● Your instructions
Extract all of the data and reproduce it precisely.

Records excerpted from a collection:
= = = = = = =

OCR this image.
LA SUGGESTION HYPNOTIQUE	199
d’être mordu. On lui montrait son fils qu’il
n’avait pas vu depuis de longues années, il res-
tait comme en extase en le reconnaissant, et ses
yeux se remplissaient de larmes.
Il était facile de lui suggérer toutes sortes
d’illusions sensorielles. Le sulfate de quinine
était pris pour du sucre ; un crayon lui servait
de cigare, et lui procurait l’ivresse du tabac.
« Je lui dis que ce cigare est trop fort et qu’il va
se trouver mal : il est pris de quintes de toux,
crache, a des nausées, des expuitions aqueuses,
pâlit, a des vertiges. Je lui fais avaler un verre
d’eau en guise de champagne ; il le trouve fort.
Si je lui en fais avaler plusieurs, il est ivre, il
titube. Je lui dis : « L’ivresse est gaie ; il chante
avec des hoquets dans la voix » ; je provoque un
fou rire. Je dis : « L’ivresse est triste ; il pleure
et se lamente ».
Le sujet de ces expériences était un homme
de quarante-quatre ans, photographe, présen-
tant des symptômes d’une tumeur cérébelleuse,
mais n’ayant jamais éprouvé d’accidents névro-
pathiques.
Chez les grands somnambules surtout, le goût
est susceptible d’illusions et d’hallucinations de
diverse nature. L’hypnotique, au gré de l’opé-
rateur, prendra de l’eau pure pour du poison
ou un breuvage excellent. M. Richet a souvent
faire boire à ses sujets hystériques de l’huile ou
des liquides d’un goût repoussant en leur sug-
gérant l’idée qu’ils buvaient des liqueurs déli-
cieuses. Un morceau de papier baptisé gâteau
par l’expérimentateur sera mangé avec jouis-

= = = = = = =

● Finished exercise
OCR this image.
LA SUGGESTION HYPNOTIQUE	199
d’être mordu. On lui montrait son fils qu’il
n’avait pas vu depuis de longues années, il res-
tait comme en extase en le reconnaissant, et ses
yeux se remplissaient de larmes.
Il était facile de lui suggérer toutes sortes
d’illusions sensorielles. Le sulfate de quinine
était pris pour du sucre ; un crayon lui servait
de cigare, et lui procurait l’ivresse du tabac.
« Je lui dis que ce cigare est trop fort et qu’il va
se trouver mal : il est pris de quintes de toux,
crache, a des nausées, des expuitions aqueuses,
pâlit, a des vertiges. Je lui fais avaler un verre
d’eau en guise de champagne ; il le trouve fort.
Si je lui en fais avaler plusieurs, il est ivre, il
titube. Je lui dis : « L’ivresse est gaie ; il chante
avec des hoquets dans la voix » ; je provoque un
fou rire. Je dis : « L’ivresse est triste ; il pleure
et se lamente ».
Le sujet de ces expériences était un homme
de quarante-quatre ans, photographe, présen-
tant des symptômes d’une tumeur cérébelleuse,
mais n’ayant jamais éprouvé d’accidents névro-
pathiques.
Chez les grands somnambules surtout, le goût
est susceptible d’illusions et d’hallucinations de
diverse nature. L’hypnotique, au gré de l’opé-
rateur, prendra de l’eau pure pour du poison
ou un breuvage excellent. M. Richet a souvent
faire boire à ses sujets hystériques de l’huile ou
des liquides d’un goût repoussant en leur sug-
gérant l’idée qu’ils buvaient des liqueurs déli-
cieuses. Un morceau de papier baptisé gâteau
par l’expérimentateur sera mangé avec jouis-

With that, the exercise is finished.